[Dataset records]
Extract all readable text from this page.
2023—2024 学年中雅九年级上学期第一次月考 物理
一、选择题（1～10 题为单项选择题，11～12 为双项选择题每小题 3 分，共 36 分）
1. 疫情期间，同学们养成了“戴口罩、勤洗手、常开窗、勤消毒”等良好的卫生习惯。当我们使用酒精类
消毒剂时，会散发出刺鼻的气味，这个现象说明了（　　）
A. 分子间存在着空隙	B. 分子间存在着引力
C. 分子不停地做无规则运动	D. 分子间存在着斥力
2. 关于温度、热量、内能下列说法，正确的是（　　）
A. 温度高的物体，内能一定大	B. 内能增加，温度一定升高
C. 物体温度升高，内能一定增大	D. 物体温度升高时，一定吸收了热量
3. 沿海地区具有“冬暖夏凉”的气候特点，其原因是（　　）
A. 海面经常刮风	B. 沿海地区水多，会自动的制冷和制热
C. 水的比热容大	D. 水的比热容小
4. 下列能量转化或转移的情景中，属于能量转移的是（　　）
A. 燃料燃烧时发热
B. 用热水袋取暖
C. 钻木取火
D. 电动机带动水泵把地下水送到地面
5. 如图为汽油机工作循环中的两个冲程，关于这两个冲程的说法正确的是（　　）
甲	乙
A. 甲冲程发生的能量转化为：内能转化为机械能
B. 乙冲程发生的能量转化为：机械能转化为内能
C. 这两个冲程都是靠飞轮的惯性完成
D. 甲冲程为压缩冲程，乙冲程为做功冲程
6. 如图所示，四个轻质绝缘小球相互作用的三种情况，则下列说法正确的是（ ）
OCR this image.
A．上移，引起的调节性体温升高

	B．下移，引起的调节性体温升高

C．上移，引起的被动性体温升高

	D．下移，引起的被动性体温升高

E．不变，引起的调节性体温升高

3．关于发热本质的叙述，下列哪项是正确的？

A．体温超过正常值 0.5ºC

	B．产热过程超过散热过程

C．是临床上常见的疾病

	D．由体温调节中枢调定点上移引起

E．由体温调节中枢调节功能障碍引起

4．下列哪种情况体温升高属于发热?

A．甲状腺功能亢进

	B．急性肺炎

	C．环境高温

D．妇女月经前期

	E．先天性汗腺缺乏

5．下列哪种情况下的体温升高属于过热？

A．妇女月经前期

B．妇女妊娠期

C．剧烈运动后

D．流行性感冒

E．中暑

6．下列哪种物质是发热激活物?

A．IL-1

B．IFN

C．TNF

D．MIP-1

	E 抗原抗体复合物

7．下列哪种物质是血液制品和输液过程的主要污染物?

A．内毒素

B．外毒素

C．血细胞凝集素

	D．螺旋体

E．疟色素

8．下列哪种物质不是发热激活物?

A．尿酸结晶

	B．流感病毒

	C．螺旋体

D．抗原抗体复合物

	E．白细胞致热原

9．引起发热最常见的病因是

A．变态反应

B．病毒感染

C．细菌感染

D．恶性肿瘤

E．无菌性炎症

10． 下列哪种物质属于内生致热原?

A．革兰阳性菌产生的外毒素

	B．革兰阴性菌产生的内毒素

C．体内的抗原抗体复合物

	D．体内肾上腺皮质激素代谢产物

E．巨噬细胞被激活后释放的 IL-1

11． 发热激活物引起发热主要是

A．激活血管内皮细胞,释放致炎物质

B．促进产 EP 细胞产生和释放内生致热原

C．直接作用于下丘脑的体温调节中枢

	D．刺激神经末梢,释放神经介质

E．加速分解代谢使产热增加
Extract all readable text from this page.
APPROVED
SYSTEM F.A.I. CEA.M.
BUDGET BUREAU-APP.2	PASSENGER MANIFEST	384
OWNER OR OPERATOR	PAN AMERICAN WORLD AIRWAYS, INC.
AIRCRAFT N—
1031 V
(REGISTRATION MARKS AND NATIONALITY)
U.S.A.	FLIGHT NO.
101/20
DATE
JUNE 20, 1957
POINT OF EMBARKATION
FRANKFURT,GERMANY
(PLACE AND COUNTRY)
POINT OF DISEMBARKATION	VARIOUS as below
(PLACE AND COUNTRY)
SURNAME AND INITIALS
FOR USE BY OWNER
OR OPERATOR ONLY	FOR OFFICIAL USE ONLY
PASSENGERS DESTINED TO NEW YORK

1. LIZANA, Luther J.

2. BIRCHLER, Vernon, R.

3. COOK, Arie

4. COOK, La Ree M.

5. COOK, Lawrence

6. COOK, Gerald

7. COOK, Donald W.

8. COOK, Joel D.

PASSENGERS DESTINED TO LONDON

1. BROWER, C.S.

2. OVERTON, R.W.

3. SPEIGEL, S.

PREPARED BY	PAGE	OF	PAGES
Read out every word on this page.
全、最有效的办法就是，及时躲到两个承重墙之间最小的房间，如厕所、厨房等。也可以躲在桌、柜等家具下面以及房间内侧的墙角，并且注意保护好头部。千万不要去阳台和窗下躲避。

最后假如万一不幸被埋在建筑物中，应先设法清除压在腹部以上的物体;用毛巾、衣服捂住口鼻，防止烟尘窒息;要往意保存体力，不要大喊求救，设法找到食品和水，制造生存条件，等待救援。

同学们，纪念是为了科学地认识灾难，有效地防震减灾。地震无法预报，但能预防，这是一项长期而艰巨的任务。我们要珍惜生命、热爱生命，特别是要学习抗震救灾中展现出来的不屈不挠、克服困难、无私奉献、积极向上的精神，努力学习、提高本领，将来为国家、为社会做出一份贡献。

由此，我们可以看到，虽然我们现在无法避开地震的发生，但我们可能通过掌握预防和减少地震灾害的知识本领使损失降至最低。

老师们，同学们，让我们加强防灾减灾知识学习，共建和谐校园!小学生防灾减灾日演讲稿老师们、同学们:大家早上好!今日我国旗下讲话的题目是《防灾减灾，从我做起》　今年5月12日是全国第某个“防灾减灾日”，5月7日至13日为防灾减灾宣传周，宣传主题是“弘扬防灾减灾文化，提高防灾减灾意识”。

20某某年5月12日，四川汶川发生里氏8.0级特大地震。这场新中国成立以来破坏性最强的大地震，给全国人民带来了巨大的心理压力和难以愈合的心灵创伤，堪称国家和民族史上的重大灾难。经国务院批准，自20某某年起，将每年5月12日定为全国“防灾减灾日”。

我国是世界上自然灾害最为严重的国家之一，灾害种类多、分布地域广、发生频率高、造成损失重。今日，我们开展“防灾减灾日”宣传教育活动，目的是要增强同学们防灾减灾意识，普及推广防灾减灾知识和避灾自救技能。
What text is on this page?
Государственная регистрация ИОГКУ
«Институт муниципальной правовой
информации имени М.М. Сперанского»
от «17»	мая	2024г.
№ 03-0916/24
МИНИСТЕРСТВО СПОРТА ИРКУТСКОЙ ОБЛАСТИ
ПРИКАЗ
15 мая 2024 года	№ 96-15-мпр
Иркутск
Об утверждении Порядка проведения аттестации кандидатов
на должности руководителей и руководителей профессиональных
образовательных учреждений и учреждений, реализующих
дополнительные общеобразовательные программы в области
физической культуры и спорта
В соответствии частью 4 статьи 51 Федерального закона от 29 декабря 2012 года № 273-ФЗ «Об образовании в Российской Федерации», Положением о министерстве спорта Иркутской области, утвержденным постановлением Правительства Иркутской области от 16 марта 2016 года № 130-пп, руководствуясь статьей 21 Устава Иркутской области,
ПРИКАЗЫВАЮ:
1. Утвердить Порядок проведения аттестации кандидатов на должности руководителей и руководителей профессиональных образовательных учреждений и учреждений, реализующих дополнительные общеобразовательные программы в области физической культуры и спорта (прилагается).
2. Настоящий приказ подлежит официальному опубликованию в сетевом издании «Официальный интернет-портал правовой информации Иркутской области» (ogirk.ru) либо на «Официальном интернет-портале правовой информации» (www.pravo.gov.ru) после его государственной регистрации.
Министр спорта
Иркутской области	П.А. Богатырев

_Goal_.
Count how many lines of the material hold the string "COOK". Give the number and nothing more.

_Reply_.
6